Draw out every line with the word "name" from the listing below.

[Records from a collection of figures]
══════════════════════════════
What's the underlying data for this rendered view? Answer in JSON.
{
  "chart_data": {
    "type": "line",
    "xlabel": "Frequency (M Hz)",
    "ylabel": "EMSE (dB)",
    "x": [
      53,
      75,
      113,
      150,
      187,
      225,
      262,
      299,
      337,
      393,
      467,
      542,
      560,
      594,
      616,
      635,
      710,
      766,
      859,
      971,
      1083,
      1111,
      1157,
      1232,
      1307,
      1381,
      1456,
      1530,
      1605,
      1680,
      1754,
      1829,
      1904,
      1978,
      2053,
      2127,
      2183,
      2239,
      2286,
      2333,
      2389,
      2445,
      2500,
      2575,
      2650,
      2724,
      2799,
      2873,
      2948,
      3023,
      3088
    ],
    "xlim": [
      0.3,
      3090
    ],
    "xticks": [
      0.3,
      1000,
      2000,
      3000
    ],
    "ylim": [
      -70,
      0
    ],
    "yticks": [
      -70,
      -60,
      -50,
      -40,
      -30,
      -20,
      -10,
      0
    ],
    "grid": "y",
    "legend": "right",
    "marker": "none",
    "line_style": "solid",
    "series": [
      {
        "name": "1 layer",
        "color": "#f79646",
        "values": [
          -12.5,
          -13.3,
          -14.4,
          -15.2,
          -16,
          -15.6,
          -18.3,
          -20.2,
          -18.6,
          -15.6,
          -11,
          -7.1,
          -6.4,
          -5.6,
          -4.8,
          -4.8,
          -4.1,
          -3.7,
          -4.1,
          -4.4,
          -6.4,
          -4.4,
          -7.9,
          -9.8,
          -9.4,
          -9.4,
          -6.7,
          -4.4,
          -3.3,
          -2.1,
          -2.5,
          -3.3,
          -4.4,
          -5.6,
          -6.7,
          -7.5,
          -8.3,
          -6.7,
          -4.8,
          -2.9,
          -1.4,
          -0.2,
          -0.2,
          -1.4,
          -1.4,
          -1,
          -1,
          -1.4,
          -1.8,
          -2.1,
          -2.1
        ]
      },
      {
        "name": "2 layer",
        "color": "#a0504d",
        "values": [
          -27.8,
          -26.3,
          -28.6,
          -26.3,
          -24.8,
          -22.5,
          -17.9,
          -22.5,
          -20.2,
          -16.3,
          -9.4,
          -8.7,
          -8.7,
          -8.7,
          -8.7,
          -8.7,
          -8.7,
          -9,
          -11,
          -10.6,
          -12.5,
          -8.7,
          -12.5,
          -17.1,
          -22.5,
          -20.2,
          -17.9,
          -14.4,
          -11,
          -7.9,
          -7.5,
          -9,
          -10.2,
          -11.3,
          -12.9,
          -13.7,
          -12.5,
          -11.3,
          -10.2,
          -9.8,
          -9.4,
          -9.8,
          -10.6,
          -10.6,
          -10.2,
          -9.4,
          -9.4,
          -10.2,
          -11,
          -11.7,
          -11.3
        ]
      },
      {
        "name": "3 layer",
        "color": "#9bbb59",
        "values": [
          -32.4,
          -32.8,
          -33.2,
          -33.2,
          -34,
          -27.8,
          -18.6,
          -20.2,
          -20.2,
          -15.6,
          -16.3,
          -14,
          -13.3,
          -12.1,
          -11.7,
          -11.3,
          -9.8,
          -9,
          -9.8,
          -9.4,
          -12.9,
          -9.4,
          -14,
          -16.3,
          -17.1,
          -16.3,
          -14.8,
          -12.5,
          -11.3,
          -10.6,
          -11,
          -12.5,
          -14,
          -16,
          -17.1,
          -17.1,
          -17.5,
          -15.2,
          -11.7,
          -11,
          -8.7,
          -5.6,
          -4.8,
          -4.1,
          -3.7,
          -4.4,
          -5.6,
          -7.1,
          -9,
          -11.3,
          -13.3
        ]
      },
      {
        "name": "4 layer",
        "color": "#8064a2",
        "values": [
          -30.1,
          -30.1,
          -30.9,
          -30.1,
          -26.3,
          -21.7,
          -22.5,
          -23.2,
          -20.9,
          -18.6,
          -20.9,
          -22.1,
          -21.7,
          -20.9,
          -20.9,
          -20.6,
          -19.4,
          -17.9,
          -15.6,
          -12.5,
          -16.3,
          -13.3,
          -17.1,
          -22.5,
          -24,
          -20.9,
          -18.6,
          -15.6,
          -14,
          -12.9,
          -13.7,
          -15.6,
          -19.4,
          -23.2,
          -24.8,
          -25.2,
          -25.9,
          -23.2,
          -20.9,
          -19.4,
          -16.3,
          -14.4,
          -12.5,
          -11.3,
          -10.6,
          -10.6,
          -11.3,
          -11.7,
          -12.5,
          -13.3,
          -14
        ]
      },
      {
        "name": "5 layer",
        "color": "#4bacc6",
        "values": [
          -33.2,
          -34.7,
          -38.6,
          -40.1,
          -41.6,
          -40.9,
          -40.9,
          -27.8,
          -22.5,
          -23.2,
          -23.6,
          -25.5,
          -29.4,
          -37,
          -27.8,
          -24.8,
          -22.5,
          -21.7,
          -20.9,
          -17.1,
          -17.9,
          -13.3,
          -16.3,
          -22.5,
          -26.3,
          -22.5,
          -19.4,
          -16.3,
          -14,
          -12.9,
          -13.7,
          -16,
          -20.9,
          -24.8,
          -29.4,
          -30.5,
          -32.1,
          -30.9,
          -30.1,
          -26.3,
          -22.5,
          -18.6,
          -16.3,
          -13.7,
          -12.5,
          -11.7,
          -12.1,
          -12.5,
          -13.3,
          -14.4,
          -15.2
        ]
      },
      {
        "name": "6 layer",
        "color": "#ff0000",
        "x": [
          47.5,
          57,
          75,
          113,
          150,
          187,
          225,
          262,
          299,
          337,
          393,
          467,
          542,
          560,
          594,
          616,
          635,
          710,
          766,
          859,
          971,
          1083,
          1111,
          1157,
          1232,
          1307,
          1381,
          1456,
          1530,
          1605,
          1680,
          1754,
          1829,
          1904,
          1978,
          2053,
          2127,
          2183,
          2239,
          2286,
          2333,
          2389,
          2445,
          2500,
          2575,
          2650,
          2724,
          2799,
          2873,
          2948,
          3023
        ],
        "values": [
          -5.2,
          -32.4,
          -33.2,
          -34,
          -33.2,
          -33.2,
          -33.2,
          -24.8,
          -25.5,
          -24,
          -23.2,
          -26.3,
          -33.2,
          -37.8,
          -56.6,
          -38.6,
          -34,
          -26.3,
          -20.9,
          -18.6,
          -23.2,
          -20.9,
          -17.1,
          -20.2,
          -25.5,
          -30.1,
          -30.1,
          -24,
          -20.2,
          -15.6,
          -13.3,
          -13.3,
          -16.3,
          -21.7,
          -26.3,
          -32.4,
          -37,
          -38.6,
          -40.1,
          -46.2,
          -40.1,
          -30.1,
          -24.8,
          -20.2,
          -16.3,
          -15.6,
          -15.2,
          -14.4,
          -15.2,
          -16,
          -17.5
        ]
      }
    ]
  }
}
══════════════════════════════
**WRITTEN RESPONSE**
        "name": "1 layer",
        "name": "2 layer",
        "name": "3 layer",
        "name": "4 layer",
        "name": "5 layer",
        "name": "6 layer",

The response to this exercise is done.